- Problem details -
Can you set out every line of the records below as a Markdown table with the columns "No." and "Text", skipping blank lines and leaving out the pictures?

>> start

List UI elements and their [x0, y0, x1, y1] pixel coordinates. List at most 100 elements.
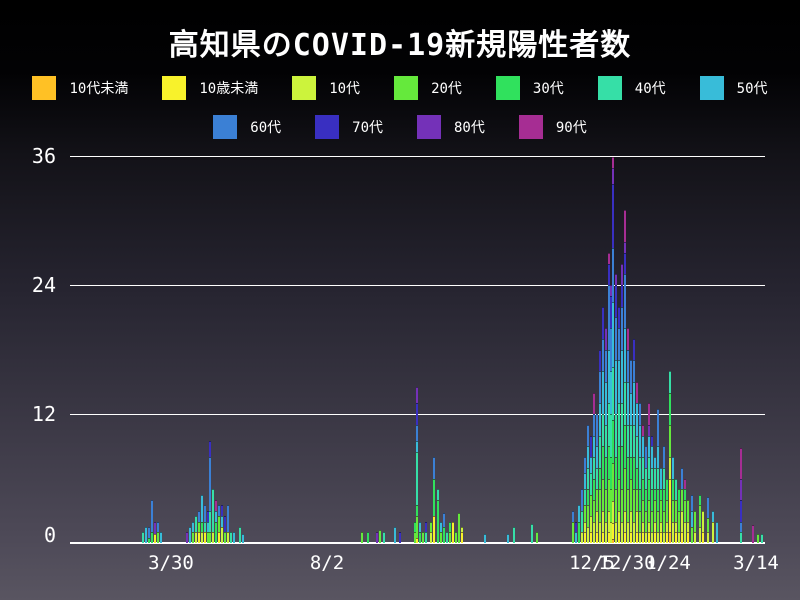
- bar-segment: [618, 306, 620, 328]
- bar-segment: [484, 534, 486, 543]
- bar-segment: [587, 467, 589, 490]
- bar: [605, 328, 607, 543]
- bar-segment: [610, 371, 612, 414]
- bar-segment: [154, 534, 156, 543]
- bar-segment: [198, 510, 200, 522]
- bar-segment: [630, 478, 632, 511]
- bar-segment: [699, 526, 701, 543]
- bar-segment: [621, 263, 623, 285]
- bar: [536, 532, 538, 543]
- bar-segment: [599, 467, 601, 490]
- bar-segment: [694, 510, 696, 533]
- bar-segment: [621, 285, 623, 307]
- bar: [621, 263, 623, 543]
- bar: [186, 532, 188, 543]
- bar-segment: [536, 532, 538, 543]
- bar-segment: [204, 532, 206, 543]
- bar-segment: [642, 424, 644, 436]
- bar-segment: [224, 532, 226, 543]
- bar-segment: [654, 489, 656, 500]
- bar-segment: [618, 328, 620, 361]
- legend-item-6: 50代: [699, 76, 768, 100]
- bar-segment: [648, 403, 650, 425]
- bar-segment: [608, 532, 610, 543]
- bar-segment: [663, 446, 665, 468]
- bar-segment: [636, 381, 638, 404]
- bar-segment: [645, 532, 647, 543]
- bar-segment: [608, 478, 610, 511]
- bar-segment: [681, 489, 683, 511]
- bar-segment: [430, 521, 432, 533]
- legend-swatch-icon: [699, 76, 724, 100]
- bar-segment: [593, 392, 595, 414]
- bar-segment: [684, 521, 686, 543]
- bar: [740, 448, 742, 543]
- bar-segment: [227, 505, 229, 533]
- bar-segment: [572, 510, 574, 522]
- bar: [712, 510, 714, 543]
- bar-segment: [707, 496, 709, 519]
- bar: [654, 457, 656, 543]
- bar: [455, 532, 457, 543]
- bar-segment: [605, 381, 607, 425]
- bar-segment: [610, 521, 612, 543]
- bar: [575, 521, 577, 543]
- bar: [687, 500, 689, 543]
- bar-segment: [672, 500, 674, 522]
- legend-item-8: 70代: [315, 115, 383, 139]
- bar-segment: [630, 510, 632, 533]
- bar-segment: [615, 317, 617, 361]
- bar: [160, 532, 162, 543]
- bar-segment: [399, 532, 401, 543]
- bar-segment: [669, 371, 671, 393]
- bar-segment: [599, 371, 601, 404]
- bar-segment: [587, 424, 589, 447]
- legend-label: 50代: [736, 81, 768, 97]
- bar: [596, 414, 598, 543]
- bar: [215, 500, 217, 543]
- bar-segment: [419, 532, 421, 543]
- bar-segment: [605, 457, 607, 490]
- bar-segment: [593, 457, 595, 479]
- bar-segment: [221, 505, 223, 517]
- bar-segment: [612, 157, 614, 168]
- bar-segment: [590, 516, 592, 533]
- bar-segment: [663, 510, 665, 533]
- bar: [419, 521, 421, 543]
- legend: 10代未満 10歳未満 10代 20代 30代 40代 50代 60代 70代 80代 90代: [0, 76, 800, 139]
- bar-segment: [627, 381, 629, 425]
- bar: [757, 534, 759, 543]
- y-tick-label-36: 36: [31, 144, 56, 168]
- bar-segment: [675, 478, 677, 500]
- bar: [642, 424, 644, 543]
- bar-segment: [684, 500, 686, 522]
- bar-segment: [621, 349, 623, 404]
- bar-segment: [687, 500, 689, 522]
- bar-segment: [636, 435, 638, 468]
- bar-segment: [610, 457, 612, 490]
- bar: [207, 510, 209, 543]
- bar-segment: [602, 338, 604, 371]
- bar-segment: [740, 532, 742, 543]
- bar-segment: [242, 534, 244, 543]
- legend-swatch-icon: [32, 76, 57, 100]
- bar-segment: [605, 521, 607, 543]
- bar-segment: [660, 489, 662, 500]
- bar-segment: [596, 414, 598, 447]
- bar-segment: [584, 532, 586, 543]
- bar-segment: [204, 505, 206, 522]
- bar-segment: [419, 521, 421, 533]
- bar-segment: [666, 500, 668, 522]
- legend-label: 10代未満: [69, 81, 129, 97]
- bar-segment: [610, 328, 612, 371]
- bar: [204, 505, 206, 543]
- bar: [678, 489, 680, 543]
- bar-segment: [712, 521, 714, 543]
- bar-segment: [654, 521, 656, 533]
- y-tick-label-0: 0: [43, 523, 56, 547]
- bar-segment: [433, 457, 435, 479]
- bar-segment: [201, 532, 203, 543]
- bar-segment: [581, 510, 583, 533]
- legend-swatch-icon: [597, 76, 622, 100]
- bar-segment: [608, 510, 610, 533]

>> end

- Solution for this exercise -
| No. | Text |
|---|---|
| 1 | List UI elements and their [x0, y0, x1, y1] pixel coordinates. List at most 100 elements. |
| 2 | - bar-segment: [618, 306, 620, 328] |
| 3 | - bar-segment: [484, 534, 486, 543] |
| 4 | - bar-segment: [587, 467, 589, 490] |
| 5 | - bar: [605, 328, 607, 543] |
| 6 | - bar-segment: [610, 371, 612, 414] |
| 7 | - bar-segment: [154, 534, 156, 543] |
| 8 | - bar-segment: [198, 510, 200, 522] |
| 9 | - bar-segment: [630, 478, 632, 511] |
| 10 | - bar-segment: [699, 526, 701, 543] |
| 11 | - bar-segment: [621, 263, 623, 285] |
| 12 | - bar: [536, 532, 538, 543] |
| 13 | - bar-segment: [599, 467, 601, 490] |
| 14 | - bar-segment: [694, 510, 696, 533] |
| 15 | - bar-segment: [621, 285, 623, 307] |
| 16 | - bar: [621, 263, 623, 543] |
| 17 | - bar: [186, 532, 188, 543] |
| 18 | - bar-segment: [536, 532, 538, 543] |
| 19 | - bar-segment: [204, 532, 206, 543] |
| 20 | - bar-segment: [642, 424, 644, 436] |
| 21 | - bar-segment: [224, 532, 226, 543] |
| 22 | - bar-segment: [654, 489, 656, 500] |
| 23 | - bar-segment: [618, 328, 620, 361] |
| 24 | - legend-item-6: 50代: [699, 76, 768, 100] |
| 25 | - bar-segment: [648, 403, 650, 425] |
| 26 | - bar-segment: [608, 532, 610, 543] |
| 27 | - bar-segment: [663, 446, 665, 468] |
| 28 | - bar-segment: [636, 381, 638, 404] |
| 29 | - bar-segment: [645, 532, 647, 543] |
| 30 | - bar-segment: [608, 478, 610, 511] |
| 31 | - bar-segment: [681, 489, 683, 511] |
| 32 | - bar-segment: [430, 521, 432, 533] |
| 33 | - legend-swatch-icon: [699, 76, 724, 100] |
| 34 | - bar-segment: [593, 392, 595, 414] |
| 35 | - bar-segment: [684, 521, 686, 543] |
| 36 | - bar: [740, 448, 742, 543] |
| 37 | - bar-segment: [227, 505, 229, 533] |
| 38 | - bar-segment: [572, 510, 574, 522] |
| 39 | - bar: [712, 510, 714, 543] |
| 40 | - bar-segment: [707, 496, 709, 519] |
| 41 | - bar: [654, 457, 656, 543] |
| 42 | - bar: [455, 532, 457, 543] |
| 43 | - bar-segment: [605, 381, 607, 425] |
| 44 | - bar-segment: [610, 521, 612, 543] |
| 45 | - bar: [575, 521, 577, 543] |
| 46 | - bar: [687, 500, 689, 543] |
| 47 | - bar-segment: [672, 500, 674, 522] |
| 48 | - legend-item-8: 70代: [315, 115, 383, 139] |
| 49 | - bar-segment: [630, 510, 632, 533] |
| 50 | - bar-segment: [615, 317, 617, 361] |
| 51 | - bar: [160, 532, 162, 543] |
| 52 | - bar-segment: [399, 532, 401, 543] |
| 53 | - bar-segment: [669, 371, 671, 393] |
| 54 | - bar-segment: [599, 371, 601, 404] |
| 55 | - bar-segment: [587, 424, 589, 447] |
| 56 | - legend-label: 50代: [736, 81, 768, 97] |
| 57 | - bar: [596, 414, 598, 543] |
| 58 | - bar: [215, 500, 217, 543] |
| 59 | - bar-segment: [419, 532, 421, 543] |
| 60 | - bar-segment: [605, 457, 607, 490] |
| 61 | - bar-segment: [593, 457, 595, 479] |
| 62 | - bar-segment: [221, 505, 223, 517] |
| 63 | - bar-segment: [612, 157, 614, 168] |
| 64 | - bar-segment: [590, 516, 592, 533] |
| 65 | - bar-segment: [663, 510, 665, 533] |
| 66 | - bar: [419, 521, 421, 543] |
| 67 | - legend: 10代未満 10歳未満 10代 20代 30代 40代 50代 60代 70代 80代 90代: [0, 76, 800, 139] |
| 68 | - bar-segment: [627, 381, 629, 425] |
| 69 | - bar: [757, 534, 759, 543] |
| 70 | - y-tick-label-36: 36: [31, 144, 56, 168] |
| 71 | - bar-segment: [675, 478, 677, 500] |
| 72 | - bar: [642, 424, 644, 543] |
| 73 | - bar-segment: [684, 500, 686, 522] |
| 74 | - bar-segment: [621, 349, 623, 404] |
| 75 | - bar-segment: [687, 500, 689, 522] |
| 76 | - bar-segment: [636, 435, 638, 468] |
| 77 | - bar-segment: [610, 457, 612, 490] |
| 78 | - bar: [207, 510, 209, 543] |
| 79 | - bar-segment: [602, 338, 604, 371] |
| 80 | - bar-segment: [740, 532, 742, 543] |
| 81 | - bar-segment: [242, 534, 244, 543] |
| 82 | - legend-swatch-icon: [32, 76, 57, 100] |
| 83 | - bar-segment: [605, 521, 607, 543] |
| 84 | - bar-segment: [660, 489, 662, 500] |
| 85 | - bar-segment: [596, 414, 598, 447] |
| 86 | - bar-segment: [584, 532, 586, 543] |
| 87 | - bar-segment: [204, 505, 206, 522] |
| 88 | - bar-segment: [419, 521, 421, 533] |
| 89 | - bar-segment: [666, 500, 668, 522] |
| 90 | - legend-label: 10代未満: [69, 81, 129, 97] |
| 91 | - bar-segment: [610, 328, 612, 371] |
| 92 | - bar: [204, 505, 206, 543] |
| 93 | - bar: [678, 489, 680, 543] |
| 94 | - bar-segment: [712, 521, 714, 543] |
| 95 | - bar-segment: [654, 521, 656, 533] |
| 96 | - y-tick-label-0: 0: [43, 523, 56, 547] |
| 97 | - bar-segment: [433, 457, 435, 479] |
| 98 | - bar-segment: [201, 532, 203, 543] |
| 99 | - bar-segment: [581, 510, 583, 533] |
| 100 | - legend-swatch-icon: [597, 76, 622, 100] |
| 101 | - bar-segment: [608, 510, 610, 533] |